**Exercise task:** Of the lines in the records that follow, how many include the word "hand"? Answer with a bare number.

**Material supplied:**
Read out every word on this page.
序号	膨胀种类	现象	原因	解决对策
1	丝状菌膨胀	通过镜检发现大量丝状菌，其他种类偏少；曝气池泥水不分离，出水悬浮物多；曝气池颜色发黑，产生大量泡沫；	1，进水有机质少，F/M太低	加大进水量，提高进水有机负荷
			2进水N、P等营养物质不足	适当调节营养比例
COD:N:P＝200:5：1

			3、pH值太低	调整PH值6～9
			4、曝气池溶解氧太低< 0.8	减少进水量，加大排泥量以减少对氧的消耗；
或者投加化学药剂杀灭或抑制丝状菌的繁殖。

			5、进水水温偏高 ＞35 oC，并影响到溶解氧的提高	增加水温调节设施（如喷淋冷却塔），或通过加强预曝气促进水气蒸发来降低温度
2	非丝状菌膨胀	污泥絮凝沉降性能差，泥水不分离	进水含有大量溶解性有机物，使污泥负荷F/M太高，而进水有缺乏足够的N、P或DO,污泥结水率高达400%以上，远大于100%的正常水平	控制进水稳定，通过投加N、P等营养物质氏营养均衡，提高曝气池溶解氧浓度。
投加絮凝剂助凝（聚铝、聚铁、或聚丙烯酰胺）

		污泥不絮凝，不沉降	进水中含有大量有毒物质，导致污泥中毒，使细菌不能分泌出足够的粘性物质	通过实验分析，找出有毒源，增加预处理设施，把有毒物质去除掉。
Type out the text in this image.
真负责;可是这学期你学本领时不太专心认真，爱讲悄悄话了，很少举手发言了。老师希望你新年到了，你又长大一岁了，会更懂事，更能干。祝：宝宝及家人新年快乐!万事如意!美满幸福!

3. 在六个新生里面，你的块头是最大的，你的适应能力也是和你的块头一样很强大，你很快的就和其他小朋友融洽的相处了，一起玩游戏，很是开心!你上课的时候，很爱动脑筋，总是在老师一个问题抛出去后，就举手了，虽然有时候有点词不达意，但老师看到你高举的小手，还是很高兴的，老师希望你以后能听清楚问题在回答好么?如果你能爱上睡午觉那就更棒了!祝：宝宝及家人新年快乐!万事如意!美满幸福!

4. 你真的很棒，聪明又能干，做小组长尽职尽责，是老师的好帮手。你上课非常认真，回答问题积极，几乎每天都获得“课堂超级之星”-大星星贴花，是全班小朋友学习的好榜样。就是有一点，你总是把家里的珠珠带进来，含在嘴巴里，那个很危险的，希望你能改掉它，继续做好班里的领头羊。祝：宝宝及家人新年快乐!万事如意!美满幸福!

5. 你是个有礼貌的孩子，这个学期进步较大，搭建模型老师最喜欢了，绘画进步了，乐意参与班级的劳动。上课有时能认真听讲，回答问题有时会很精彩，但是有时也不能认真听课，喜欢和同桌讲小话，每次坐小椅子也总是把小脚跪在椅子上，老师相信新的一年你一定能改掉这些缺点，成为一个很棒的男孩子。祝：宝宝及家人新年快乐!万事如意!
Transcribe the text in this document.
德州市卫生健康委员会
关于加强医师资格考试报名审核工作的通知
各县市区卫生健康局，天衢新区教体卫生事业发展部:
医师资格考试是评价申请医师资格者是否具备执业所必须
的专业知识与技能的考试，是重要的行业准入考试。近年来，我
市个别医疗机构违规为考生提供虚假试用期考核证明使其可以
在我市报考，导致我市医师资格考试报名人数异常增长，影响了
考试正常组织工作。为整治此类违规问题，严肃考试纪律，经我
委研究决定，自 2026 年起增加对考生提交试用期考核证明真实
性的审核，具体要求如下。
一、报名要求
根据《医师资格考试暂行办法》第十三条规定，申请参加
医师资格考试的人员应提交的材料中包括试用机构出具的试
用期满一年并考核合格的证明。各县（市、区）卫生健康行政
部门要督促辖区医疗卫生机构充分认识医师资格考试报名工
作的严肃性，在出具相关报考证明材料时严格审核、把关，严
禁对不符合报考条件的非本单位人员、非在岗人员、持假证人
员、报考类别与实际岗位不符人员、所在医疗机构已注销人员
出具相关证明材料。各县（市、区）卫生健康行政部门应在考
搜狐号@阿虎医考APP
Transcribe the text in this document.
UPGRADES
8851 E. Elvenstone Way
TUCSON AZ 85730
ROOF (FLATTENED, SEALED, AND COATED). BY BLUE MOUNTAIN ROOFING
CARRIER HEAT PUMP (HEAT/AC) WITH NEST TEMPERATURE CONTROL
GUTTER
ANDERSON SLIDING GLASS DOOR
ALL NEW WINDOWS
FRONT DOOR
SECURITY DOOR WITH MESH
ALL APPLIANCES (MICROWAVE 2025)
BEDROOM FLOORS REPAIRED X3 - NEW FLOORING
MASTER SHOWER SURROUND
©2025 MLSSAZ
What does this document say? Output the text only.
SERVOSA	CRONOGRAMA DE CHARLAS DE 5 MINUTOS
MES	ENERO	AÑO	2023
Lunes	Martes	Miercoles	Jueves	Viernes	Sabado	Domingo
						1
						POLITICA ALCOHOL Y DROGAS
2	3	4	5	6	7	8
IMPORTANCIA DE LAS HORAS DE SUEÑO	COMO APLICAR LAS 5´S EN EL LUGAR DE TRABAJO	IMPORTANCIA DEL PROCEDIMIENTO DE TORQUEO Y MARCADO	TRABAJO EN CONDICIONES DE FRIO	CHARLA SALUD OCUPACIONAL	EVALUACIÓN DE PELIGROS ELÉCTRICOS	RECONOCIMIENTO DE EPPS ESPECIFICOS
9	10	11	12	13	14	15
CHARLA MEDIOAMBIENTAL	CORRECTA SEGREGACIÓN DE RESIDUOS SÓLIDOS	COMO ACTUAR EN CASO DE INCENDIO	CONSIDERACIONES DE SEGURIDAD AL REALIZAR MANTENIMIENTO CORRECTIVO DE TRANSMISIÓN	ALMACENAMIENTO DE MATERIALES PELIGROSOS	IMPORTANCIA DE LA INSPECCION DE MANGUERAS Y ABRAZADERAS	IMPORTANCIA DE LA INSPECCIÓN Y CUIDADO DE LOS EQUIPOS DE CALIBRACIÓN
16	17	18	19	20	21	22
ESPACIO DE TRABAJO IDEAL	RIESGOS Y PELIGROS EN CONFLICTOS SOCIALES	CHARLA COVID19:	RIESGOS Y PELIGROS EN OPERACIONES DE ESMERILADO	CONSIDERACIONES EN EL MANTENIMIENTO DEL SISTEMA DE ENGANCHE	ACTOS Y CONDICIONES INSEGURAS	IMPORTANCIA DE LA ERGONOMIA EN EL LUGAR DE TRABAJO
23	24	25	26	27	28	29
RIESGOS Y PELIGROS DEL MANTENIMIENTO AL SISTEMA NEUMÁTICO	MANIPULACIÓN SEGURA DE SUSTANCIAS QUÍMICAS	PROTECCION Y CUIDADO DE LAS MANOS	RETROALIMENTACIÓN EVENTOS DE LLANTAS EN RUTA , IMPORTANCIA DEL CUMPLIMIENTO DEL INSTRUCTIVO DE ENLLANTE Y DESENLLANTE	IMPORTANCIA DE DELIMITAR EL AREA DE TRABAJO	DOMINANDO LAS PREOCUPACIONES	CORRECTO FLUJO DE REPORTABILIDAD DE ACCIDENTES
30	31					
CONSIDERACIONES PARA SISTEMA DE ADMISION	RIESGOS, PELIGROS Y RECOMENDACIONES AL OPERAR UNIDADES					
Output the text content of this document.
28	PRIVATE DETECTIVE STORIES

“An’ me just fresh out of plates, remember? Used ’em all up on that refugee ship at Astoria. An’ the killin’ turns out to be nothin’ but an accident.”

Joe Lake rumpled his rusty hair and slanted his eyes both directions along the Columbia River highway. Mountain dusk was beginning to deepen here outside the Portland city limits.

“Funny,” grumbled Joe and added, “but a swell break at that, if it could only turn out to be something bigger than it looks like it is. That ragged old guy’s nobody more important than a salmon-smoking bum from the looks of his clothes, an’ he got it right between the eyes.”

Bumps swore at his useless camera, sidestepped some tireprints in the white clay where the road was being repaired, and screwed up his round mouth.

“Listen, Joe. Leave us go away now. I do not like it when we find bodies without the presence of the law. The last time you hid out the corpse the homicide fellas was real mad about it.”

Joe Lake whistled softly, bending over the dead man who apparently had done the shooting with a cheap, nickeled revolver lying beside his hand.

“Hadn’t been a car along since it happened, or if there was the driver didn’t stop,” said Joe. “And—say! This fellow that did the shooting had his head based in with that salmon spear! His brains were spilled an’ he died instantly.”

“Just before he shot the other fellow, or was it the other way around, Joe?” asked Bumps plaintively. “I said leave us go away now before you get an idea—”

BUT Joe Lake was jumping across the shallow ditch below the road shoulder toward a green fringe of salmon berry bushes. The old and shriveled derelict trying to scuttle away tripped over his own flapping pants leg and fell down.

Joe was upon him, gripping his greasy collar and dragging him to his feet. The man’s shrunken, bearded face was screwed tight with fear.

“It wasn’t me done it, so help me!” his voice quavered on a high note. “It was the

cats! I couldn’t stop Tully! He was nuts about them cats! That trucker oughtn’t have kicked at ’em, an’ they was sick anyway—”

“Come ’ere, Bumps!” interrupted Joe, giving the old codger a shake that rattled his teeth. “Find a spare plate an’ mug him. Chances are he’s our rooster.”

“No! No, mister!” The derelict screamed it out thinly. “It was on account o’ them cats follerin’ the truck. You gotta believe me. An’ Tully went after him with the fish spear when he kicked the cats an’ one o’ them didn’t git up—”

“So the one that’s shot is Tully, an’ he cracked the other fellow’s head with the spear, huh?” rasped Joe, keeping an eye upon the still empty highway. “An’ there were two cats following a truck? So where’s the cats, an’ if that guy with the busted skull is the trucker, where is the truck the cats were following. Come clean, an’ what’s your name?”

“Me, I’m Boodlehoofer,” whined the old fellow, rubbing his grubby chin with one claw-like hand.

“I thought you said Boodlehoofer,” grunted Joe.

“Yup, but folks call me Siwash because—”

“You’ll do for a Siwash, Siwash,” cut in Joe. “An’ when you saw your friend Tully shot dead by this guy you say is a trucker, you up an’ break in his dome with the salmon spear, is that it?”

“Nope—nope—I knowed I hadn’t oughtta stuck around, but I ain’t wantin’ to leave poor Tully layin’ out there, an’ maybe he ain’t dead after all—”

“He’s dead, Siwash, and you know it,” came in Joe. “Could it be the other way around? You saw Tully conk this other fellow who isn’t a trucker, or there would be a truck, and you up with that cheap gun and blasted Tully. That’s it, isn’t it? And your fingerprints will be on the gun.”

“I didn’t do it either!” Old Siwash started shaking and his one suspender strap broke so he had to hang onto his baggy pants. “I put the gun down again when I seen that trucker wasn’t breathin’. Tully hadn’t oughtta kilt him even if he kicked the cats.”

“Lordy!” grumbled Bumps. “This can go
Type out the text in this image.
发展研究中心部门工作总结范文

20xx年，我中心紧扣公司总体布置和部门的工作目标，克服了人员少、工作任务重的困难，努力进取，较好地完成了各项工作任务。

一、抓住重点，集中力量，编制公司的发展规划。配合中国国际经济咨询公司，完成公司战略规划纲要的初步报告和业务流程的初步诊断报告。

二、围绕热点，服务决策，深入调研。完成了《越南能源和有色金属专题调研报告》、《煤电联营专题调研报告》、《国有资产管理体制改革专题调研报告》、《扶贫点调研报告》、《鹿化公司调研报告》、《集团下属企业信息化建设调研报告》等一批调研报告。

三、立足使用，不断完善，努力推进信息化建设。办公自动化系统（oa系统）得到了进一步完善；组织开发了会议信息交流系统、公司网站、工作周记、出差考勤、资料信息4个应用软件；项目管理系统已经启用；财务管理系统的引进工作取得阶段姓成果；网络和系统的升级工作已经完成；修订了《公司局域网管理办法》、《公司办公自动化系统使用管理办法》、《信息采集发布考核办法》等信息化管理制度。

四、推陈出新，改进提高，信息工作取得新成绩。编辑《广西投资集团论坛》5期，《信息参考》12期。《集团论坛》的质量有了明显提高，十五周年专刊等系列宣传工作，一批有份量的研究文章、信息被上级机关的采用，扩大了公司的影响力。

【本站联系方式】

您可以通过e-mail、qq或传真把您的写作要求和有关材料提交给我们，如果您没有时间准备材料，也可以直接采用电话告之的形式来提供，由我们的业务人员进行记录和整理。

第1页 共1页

**Worked answer:** 2